**Your task:** Filter the records below down to lines containing "Configuration".

------------------------------------------------------------

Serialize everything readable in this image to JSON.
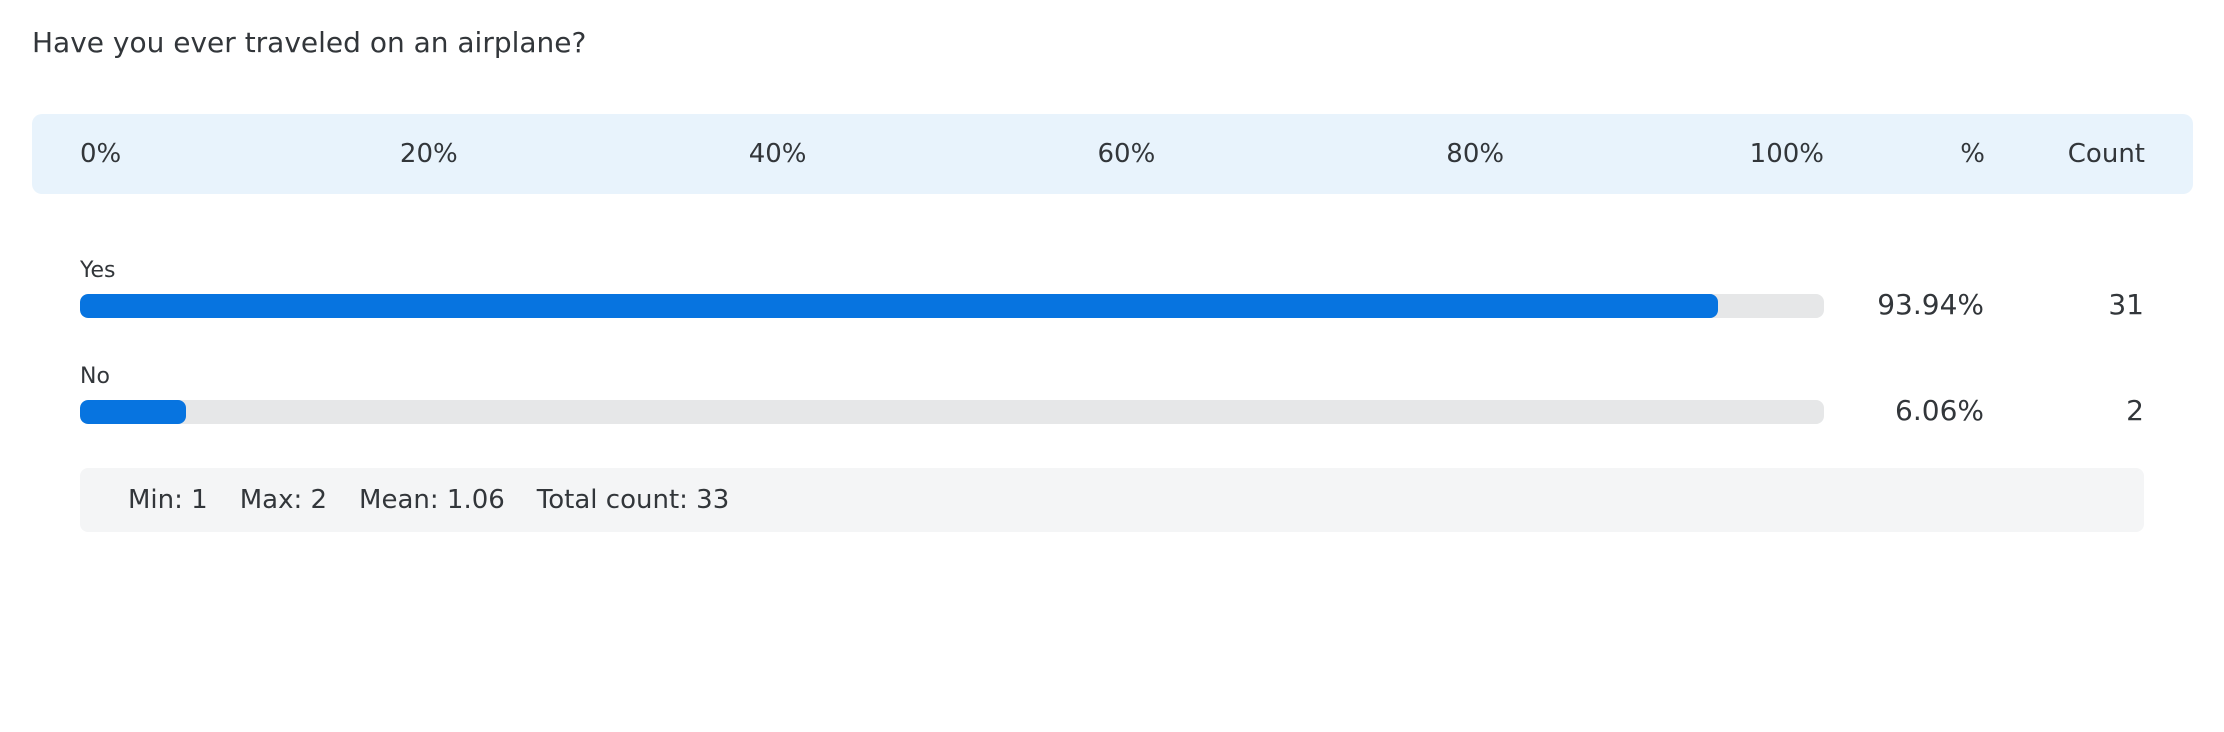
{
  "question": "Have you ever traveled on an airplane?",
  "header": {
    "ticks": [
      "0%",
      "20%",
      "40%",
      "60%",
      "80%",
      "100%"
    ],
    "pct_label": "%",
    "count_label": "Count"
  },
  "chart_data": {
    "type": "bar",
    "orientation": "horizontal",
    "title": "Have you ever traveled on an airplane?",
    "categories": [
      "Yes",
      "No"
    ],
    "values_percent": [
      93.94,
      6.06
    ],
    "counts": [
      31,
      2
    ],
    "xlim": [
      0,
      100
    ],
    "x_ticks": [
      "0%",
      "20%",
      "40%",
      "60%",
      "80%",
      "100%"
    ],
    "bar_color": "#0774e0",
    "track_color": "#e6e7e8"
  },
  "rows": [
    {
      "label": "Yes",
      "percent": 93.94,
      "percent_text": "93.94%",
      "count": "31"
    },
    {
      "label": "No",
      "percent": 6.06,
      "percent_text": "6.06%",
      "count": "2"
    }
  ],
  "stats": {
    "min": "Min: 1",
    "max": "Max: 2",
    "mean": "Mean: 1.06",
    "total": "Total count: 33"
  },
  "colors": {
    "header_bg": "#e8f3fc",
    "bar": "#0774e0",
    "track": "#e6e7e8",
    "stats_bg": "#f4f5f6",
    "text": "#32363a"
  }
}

------------------------------------------------------------

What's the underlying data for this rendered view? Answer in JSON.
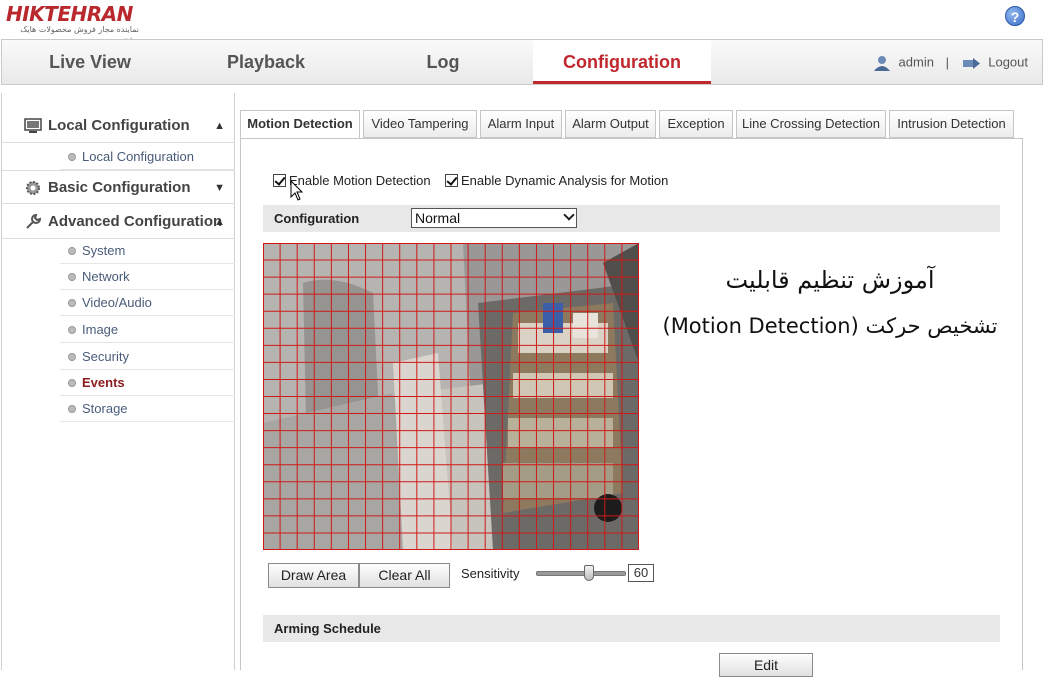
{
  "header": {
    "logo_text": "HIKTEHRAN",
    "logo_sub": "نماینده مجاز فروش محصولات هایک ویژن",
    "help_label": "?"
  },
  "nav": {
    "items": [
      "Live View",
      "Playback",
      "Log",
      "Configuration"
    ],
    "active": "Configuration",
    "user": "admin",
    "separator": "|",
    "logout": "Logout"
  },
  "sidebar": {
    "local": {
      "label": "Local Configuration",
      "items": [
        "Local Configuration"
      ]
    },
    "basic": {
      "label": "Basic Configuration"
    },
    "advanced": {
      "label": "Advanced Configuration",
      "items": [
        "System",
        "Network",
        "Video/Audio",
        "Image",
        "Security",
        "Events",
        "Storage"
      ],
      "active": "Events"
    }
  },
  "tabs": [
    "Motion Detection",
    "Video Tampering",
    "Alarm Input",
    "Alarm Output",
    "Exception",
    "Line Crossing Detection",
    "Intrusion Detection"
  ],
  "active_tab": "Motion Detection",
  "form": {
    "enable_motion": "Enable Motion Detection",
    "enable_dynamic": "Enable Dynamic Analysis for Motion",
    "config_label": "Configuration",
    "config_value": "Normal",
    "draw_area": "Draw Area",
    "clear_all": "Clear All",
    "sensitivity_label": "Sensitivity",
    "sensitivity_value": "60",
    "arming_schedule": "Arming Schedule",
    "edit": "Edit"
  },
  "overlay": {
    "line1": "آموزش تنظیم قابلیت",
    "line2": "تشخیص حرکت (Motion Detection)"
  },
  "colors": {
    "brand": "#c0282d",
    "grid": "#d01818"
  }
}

------------------------------------------------------------

**Complete answer:**
      "Configuration"
    "active": "Configuration",
      "label": "Local Configuration",
        "Local Configuration"
      "label": "Basic Configuration"
      "label": "Advanced Configuration",
    "config_label": "Configuration",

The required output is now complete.